### [GIVEN EXERCISE]
Extract the text of every entry below exactly; leave images out.

# start of DATA FOR THE TASK

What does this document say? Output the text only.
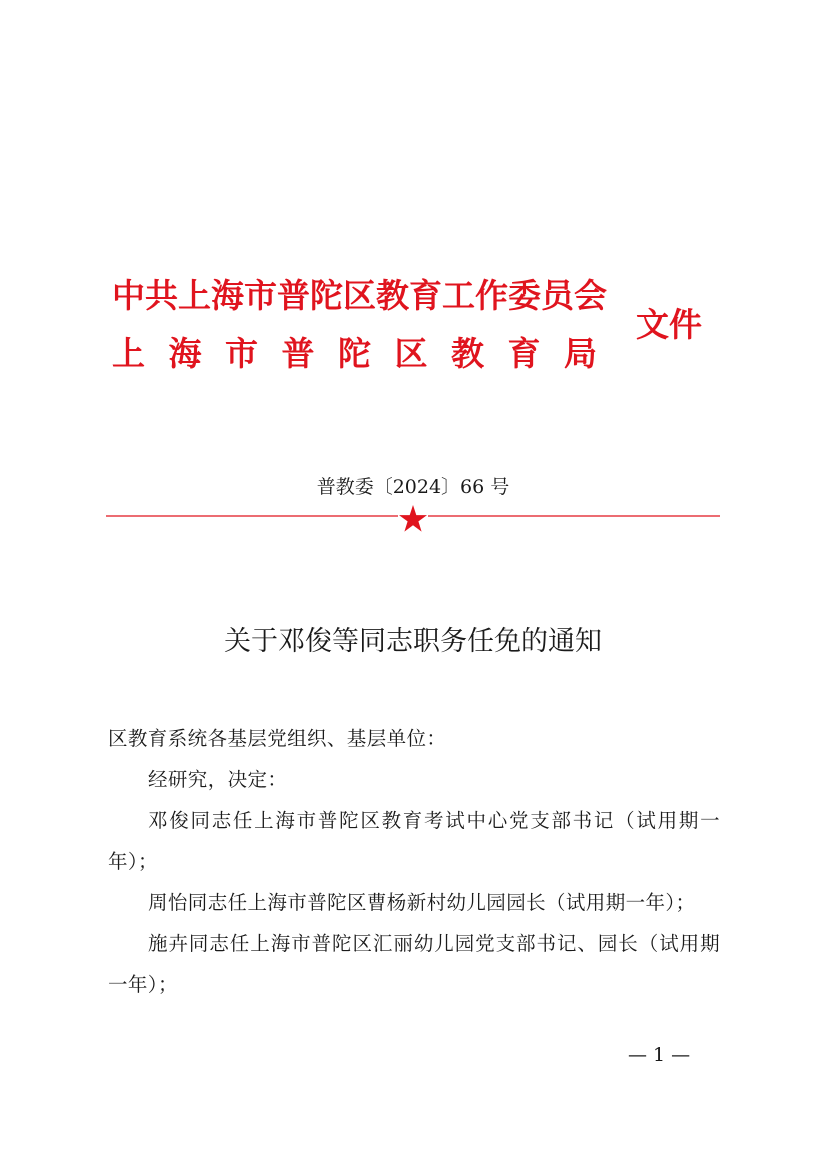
中共上海市普陀区教育工作委员会
上海市普陀区教育局
文件
普教委〔2024〕66 号
关于邓俊等同志职务任免的通知

区教育系统各基层党组织、基层单位：

经研究，决定：

邓俊同志任上海市普陀区教育考试中心党支部书记（试用期一年）；

周怡同志任上海市普陀区曹杨新村幼儿园园长（试用期一年）；

施卉同志任上海市普陀区汇丽幼儿园党支部书记、园长（试用期一年）；

— 1 —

# end of DATA FOR THE TASK

### [CORRECT OUTPUT]
What does this document say? Output the text only.
中共上海市普陀区教育工作委员会
上海市普陀区教育局
文件
普教委〔2024〕66 号
关于邓俊等同志职务任免的通知

区教育系统各基层党组织、基层单位：

经研究，决定：

邓俊同志任上海市普陀区教育考试中心党支部书记（试用期一年）；

周怡同志任上海市普陀区曹杨新村幼儿园园长（试用期一年）；

施卉同志任上海市普陀区汇丽幼儿园党支部书记、园长（试用期一年）；

— 1 —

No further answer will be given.